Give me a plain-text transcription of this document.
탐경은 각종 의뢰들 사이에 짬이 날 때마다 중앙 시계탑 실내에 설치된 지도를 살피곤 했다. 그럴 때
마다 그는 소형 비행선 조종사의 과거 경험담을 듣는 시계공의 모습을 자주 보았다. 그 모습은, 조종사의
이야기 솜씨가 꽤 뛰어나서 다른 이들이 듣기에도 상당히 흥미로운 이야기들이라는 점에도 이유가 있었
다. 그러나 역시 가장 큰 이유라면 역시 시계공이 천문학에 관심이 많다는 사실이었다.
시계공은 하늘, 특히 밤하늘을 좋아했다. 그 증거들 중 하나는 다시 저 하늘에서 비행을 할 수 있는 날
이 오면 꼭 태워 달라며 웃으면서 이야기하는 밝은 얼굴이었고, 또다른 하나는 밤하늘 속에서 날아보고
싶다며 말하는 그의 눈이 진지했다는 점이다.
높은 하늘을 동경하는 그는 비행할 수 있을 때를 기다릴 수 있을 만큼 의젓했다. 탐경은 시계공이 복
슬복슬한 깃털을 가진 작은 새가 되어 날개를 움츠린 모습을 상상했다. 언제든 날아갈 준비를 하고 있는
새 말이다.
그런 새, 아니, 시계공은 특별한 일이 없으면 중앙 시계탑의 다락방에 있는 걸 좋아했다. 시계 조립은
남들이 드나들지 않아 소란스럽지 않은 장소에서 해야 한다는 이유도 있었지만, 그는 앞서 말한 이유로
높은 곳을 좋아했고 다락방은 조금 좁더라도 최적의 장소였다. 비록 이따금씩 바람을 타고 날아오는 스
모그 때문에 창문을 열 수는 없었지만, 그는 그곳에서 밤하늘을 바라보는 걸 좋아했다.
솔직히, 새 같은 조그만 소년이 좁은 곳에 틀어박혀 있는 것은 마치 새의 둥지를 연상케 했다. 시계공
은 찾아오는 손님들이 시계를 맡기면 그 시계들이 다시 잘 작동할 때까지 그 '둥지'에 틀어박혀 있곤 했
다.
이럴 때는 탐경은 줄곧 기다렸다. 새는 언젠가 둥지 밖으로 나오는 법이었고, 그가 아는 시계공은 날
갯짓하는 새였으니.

...

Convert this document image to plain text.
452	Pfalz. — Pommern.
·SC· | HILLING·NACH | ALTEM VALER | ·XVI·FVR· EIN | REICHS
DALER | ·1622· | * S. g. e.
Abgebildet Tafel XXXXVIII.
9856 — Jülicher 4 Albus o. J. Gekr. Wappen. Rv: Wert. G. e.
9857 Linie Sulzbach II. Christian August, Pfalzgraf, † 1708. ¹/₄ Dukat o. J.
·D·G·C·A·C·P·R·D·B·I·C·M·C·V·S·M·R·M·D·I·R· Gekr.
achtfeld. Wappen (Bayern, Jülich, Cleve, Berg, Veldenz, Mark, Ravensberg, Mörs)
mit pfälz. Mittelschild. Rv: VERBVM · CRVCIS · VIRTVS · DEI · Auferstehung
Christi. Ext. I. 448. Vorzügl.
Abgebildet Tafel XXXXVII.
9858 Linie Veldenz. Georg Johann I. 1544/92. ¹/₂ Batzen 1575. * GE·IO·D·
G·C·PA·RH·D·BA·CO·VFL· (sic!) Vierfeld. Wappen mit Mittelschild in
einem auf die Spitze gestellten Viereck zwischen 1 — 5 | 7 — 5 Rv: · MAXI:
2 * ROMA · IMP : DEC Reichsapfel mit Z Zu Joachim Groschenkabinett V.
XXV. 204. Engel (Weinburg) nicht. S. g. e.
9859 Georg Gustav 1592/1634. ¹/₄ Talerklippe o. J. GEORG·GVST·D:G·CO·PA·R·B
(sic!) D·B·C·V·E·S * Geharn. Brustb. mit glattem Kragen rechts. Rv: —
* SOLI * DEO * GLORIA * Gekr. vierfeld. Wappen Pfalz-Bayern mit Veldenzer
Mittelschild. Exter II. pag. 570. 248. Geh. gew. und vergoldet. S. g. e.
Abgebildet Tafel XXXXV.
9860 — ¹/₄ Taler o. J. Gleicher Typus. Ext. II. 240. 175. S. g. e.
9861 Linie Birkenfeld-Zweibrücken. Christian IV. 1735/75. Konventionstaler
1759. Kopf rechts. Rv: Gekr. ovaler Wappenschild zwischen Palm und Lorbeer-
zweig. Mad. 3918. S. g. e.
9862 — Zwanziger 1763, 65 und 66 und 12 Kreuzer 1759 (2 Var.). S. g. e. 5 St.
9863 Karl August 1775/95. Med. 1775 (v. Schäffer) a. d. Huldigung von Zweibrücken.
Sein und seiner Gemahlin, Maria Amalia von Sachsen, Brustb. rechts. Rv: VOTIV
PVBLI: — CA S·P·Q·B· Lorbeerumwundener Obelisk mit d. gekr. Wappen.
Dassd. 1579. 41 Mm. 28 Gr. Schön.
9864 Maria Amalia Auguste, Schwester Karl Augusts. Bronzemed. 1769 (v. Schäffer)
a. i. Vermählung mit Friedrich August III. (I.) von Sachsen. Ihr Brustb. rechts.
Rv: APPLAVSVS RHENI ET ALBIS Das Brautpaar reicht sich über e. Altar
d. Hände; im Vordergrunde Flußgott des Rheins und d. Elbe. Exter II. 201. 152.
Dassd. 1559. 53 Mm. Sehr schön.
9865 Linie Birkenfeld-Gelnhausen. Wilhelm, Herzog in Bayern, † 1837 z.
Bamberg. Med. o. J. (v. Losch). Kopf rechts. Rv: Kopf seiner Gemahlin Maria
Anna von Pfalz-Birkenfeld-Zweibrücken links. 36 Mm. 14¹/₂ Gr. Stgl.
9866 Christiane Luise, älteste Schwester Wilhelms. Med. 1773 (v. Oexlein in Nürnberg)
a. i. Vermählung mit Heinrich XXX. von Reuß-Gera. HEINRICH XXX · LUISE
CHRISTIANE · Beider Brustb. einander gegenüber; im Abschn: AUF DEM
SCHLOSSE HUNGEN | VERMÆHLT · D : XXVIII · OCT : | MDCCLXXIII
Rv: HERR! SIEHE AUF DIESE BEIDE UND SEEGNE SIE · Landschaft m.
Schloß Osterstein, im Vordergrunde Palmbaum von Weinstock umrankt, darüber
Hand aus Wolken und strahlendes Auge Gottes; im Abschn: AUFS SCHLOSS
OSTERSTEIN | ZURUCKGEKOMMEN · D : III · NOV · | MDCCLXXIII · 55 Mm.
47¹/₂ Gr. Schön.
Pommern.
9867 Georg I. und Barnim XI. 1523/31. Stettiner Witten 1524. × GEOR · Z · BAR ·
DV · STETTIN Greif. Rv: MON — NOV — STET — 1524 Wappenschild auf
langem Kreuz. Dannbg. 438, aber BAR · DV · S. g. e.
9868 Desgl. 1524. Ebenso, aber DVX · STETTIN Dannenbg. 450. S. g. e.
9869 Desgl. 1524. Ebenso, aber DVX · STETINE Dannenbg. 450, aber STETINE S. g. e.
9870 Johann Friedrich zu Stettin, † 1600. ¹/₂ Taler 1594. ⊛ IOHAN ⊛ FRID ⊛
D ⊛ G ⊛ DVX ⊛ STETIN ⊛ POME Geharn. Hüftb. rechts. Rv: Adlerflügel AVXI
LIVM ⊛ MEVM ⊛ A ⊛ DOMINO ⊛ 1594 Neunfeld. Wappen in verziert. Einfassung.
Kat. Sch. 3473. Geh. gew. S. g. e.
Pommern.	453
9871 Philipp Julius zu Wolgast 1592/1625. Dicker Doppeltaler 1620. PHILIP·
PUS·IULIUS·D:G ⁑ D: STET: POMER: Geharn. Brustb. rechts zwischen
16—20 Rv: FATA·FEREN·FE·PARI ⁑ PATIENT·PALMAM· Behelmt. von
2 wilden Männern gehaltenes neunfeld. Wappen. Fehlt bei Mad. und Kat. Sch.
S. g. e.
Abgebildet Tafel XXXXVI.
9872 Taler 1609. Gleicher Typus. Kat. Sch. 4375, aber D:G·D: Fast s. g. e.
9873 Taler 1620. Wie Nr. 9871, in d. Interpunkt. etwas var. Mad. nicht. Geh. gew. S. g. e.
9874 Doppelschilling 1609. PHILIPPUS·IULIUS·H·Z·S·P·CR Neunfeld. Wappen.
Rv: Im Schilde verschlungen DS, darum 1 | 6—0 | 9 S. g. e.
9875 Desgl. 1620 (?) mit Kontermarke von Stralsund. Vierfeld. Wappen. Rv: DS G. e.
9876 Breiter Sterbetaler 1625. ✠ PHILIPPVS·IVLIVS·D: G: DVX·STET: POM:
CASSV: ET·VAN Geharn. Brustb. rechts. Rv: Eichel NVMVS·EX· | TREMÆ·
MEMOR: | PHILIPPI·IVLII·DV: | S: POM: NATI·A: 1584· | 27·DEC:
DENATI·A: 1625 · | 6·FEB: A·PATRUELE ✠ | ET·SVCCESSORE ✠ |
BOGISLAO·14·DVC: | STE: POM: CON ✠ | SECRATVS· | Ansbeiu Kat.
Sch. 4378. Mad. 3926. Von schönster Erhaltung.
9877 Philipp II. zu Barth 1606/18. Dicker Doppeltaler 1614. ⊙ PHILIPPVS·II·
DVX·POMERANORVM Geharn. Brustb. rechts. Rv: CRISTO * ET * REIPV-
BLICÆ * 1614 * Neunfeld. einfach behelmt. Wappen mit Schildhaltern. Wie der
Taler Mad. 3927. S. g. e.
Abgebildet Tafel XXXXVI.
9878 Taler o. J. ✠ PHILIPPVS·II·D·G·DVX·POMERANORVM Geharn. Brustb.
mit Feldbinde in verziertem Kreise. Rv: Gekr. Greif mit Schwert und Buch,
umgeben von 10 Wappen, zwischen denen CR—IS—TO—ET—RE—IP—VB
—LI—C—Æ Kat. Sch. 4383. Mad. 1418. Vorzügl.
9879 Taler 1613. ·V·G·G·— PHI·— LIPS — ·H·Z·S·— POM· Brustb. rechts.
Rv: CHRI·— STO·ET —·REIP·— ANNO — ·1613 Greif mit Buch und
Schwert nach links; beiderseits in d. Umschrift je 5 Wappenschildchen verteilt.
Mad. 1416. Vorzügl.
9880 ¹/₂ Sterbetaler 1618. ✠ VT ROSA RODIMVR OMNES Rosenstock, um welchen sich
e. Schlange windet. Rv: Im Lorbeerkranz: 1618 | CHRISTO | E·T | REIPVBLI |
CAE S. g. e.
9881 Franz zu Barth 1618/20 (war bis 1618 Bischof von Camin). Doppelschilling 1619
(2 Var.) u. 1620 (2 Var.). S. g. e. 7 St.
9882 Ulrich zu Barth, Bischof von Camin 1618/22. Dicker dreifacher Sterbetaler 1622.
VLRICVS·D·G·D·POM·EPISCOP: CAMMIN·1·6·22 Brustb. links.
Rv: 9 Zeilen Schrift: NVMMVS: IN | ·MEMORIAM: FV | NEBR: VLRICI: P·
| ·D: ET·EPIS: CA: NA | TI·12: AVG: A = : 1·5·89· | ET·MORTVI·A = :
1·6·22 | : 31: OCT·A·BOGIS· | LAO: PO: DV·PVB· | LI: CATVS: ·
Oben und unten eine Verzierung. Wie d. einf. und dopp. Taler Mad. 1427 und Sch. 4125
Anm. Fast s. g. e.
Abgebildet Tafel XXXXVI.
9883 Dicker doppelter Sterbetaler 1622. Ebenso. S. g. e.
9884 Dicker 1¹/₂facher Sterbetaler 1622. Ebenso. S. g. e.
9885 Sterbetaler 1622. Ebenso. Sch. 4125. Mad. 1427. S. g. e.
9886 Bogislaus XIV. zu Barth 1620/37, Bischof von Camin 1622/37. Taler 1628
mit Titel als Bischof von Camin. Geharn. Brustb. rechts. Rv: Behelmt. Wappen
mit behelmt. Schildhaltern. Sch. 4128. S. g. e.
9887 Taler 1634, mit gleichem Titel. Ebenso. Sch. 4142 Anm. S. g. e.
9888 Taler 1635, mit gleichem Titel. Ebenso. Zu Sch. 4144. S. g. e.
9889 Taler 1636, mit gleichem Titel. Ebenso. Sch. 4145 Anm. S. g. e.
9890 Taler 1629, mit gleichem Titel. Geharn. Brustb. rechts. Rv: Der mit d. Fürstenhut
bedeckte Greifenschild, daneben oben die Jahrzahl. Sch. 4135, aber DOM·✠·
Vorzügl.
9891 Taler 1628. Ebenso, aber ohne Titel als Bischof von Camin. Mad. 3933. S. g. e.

**The request:** Filter the records above for "nicht" and copy every matching line.

**Written solution:**
XXV. 204. Engel (Weinburg) nicht. S. g. e.
9873 Taler 1620. Wie Nr. 9871, in d. Interpunkt. etwas var. Mad. nicht. Geh. gew. S. g. e.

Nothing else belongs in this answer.